- Exercise:
The listing below should be reproduced exactly, with the pictures omitted.
(Records for this task Opens)
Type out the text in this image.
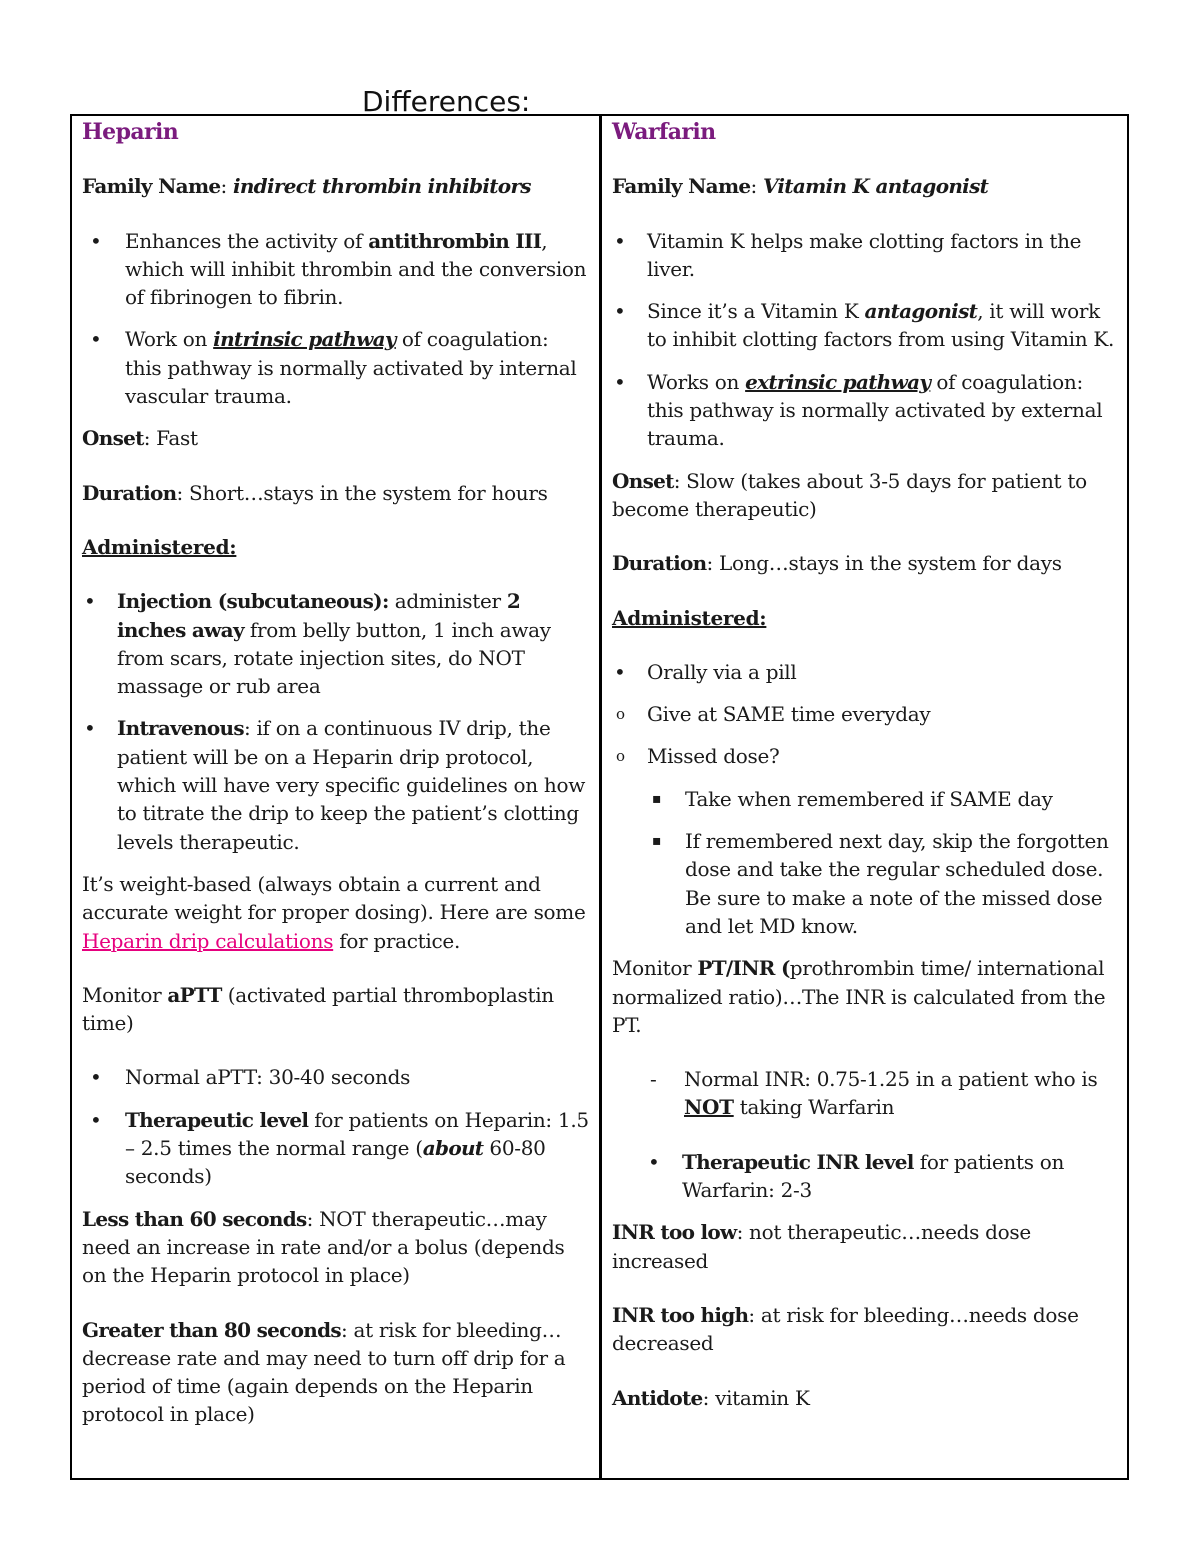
Differences:
Heparin

Family Name: indirect thrombin inhibitors

• Enhances the activity of antithrombin III, which will inhibit thrombin and the conversion of fibrinogen to fibrin.
• Work on intrinsic pathway of coagulation: this pathway is normally activated by internal vascular trauma.

Onset: Fast

Duration: Short…stays in the system for hours

Administered:

• Injection (subcutaneous): administer 2 inches away from belly button, 1 inch away from scars, rotate injection sites, do NOT massage or rub area
• Intravenous: if on a continuous IV drip, the patient will be on a Heparin drip protocol, which will have very specific guidelines on how to titrate the drip to keep the patient’s clotting levels therapeutic.

It’s weight-based (always obtain a current and accurate weight for proper dosing). Here are some Heparin drip calculations for practice.

Monitor aPTT (activated partial thromboplastin time)

• Normal aPTT: 30-40 seconds
• Therapeutic level for patients on Heparin: 1.5 – 2.5 times the normal range (about 60-80 seconds)

Less than 60 seconds: NOT therapeutic…may need an increase in rate and/or a bolus (depends on the Heparin protocol in place)

Greater than 80 seconds: at risk for bleeding…decrease rate and may need to turn off drip for a period of time (again depends on the Heparin protocol in place)

Warfarin

Family Name: Vitamin K antagonist

• Vitamin K helps make clotting factors in the liver.
• Since it’s a Vitamin K antagonist, it will work to inhibit clotting factors from using Vitamin K.
• Works on extrinsic pathway of coagulation: this pathway is normally activated by external trauma.

Onset: Slow (takes about 3-5 days for patient to become therapeutic)

Duration: Long…stays in the system for days

Administered:

• Orally via a pill
o Give at SAME time everyday
o Missed dose?
▪ Take when remembered if SAME day
▪ If remembered next day, skip the forgotten dose and take the regular scheduled dose. Be sure to make a note of the missed dose and let MD know.

Monitor PT/INR (prothrombin time/ international normalized ratio)…The INR is calculated from the PT.

- Normal INR: 0.75-1.25 in a patient who is NOT taking Warfarin
• Therapeutic INR level for patients on Warfarin: 2-3

INR too low: not therapeutic…needs dose increased

INR too high: at risk for bleeding…needs dose decreased

Antidote: vitamin K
(Records for this task Closes)
- Response:
Type out the text in this image.
Differences:
Heparin

Family Name: indirect thrombin inhibitors

• Enhances the activity of antithrombin III, which will inhibit thrombin and the conversion of fibrinogen to fibrin.
• Work on intrinsic pathway of coagulation: this pathway is normally activated by internal vascular trauma.

Onset: Fast

Duration: Short…stays in the system for hours

Administered:

• Injection (subcutaneous): administer 2 inches away from belly button, 1 inch away from scars, rotate injection sites, do NOT massage or rub area
• Intravenous: if on a continuous IV drip, the patient will be on a Heparin drip protocol, which will have very specific guidelines on how to titrate the drip to keep the patient’s clotting levels therapeutic.

It’s weight-based (always obtain a current and accurate weight for proper dosing). Here are some Heparin drip calculations for practice.

Monitor aPTT (activated partial thromboplastin time)

• Normal aPTT: 30-40 seconds
• Therapeutic level for patients on Heparin: 1.5 – 2.5 times the normal range (about 60-80 seconds)

Less than 60 seconds: NOT therapeutic…may need an increase in rate and/or a bolus (depends on the Heparin protocol in place)

Greater than 80 seconds: at risk for bleeding…decrease rate and may need to turn off drip for a period of time (again depends on the Heparin protocol in place)

Warfarin

Family Name: Vitamin K antagonist

• Vitamin K helps make clotting factors in the liver.
• Since it’s a Vitamin K antagonist, it will work to inhibit clotting factors from using Vitamin K.
• Works on extrinsic pathway of coagulation: this pathway is normally activated by external trauma.

Onset: Slow (takes about 3-5 days for patient to become therapeutic)

Duration: Long…stays in the system for days

Administered:

• Orally via a pill
o Give at SAME time everyday
o Missed dose?
▪ Take when remembered if SAME day
▪ If remembered next day, skip the forgotten dose and take the regular scheduled dose. Be sure to make a note of the missed dose and let MD know.

Monitor PT/INR (prothrombin time/ international normalized ratio)…The INR is calculated from the PT.

- Normal INR: 0.75-1.25 in a patient who is NOT taking Warfarin
• Therapeutic INR level for patients on Warfarin: 2-3

INR too low: not therapeutic…needs dose increased

INR too high: at risk for bleeding…needs dose decreased

Antidote: vitamin K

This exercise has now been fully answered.